§ WHAT YOU ARE ASKED TO DO
Select every line containing the word "Kris" from the material, and copy those lines.

§ DATASET ENTRIES
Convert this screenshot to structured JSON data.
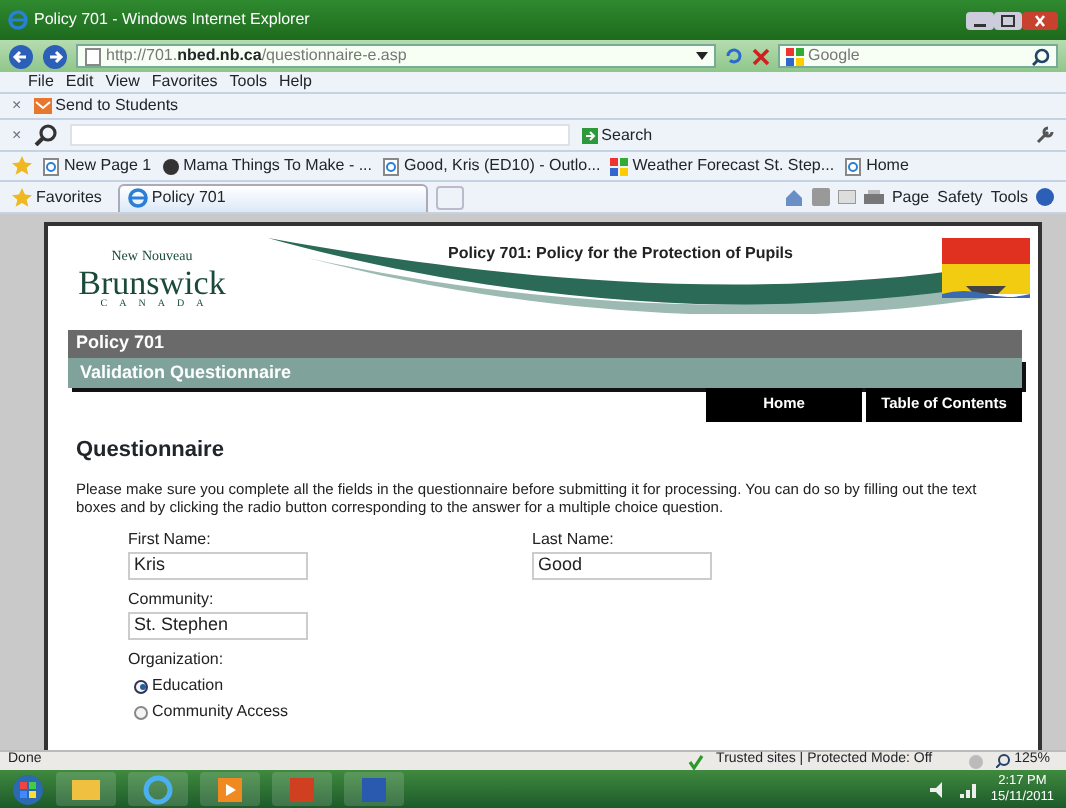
{
  "window": {
    "title": "Policy 701 - Windows Internet Explorer"
  },
  "address_bar": {
    "url_prefix": "http://701.",
    "url_domain": "nbed.nb.ca",
    "url_path": "/questionnaire-e.asp"
  },
  "search_box": {
    "placeholder": "Google"
  },
  "menu": [
    "File",
    "Edit",
    "View",
    "Favorites",
    "Tools",
    "Help"
  ],
  "addon_toolbar": {
    "close": "×",
    "button": "Send to Students"
  },
  "search_toolbar": {
    "close": "×",
    "search_button": "Search"
  },
  "favorites_bar": [
    {
      "label": "New Page 1",
      "kind": "page"
    },
    {
      "label": "Mama Things To Make - ...",
      "kind": "circle"
    },
    {
      "label": "Good, Kris (ED10) - Outlo...",
      "kind": "page"
    },
    {
      "label": "Weather Forecast St. Step...",
      "kind": "weather"
    },
    {
      "label": "Home",
      "kind": "page"
    }
  ],
  "tab_row": {
    "favorites": "Favorites",
    "tabs": [
      {
        "label": "Policy 701",
        "selected": true
      }
    ],
    "commands": [
      "Page",
      "Safety",
      "Tools"
    ]
  },
  "page": {
    "logo": {
      "new": "New",
      "nouveau": "Nouveau",
      "name": "Brunswick",
      "country": "CANADA"
    },
    "header_title": "Policy 701: Policy for the Protection of Pupils",
    "banner_title": "Policy 701",
    "banner_subtitle": "Validation Questionnaire",
    "nav": [
      "Home",
      "Table of Contents"
    ],
    "heading": "Questionnaire",
    "intro": "Please make sure you complete all the fields in the questionnaire before submitting it for processing. You can do so by filling out the text boxes and by clicking the radio button corresponding to the answer for a multiple choice question.",
    "name_fields": [
      {
        "label": "First Name:",
        "value": "Kris"
      },
      {
        "label": "Last Name:",
        "value": "Good"
      }
    ],
    "community": {
      "label": "Community:",
      "value": "St. Stephen"
    },
    "organization": {
      "label": "Organization:",
      "options": [
        {
          "label": "Education",
          "selected": true
        },
        {
          "label": "Community Access",
          "selected": false
        }
      ]
    }
  },
  "status_bar": {
    "status": "Done",
    "zone": "Trusted sites | Protected Mode: Off",
    "zoom": "125%"
  },
  "taskbar": {
    "time": "2:17 PM",
    "date": "15/11/2011"
  }
}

§ ANSWER
      "label": "Good, Kris (ED10) - Outlo...",
        "value": "Kris"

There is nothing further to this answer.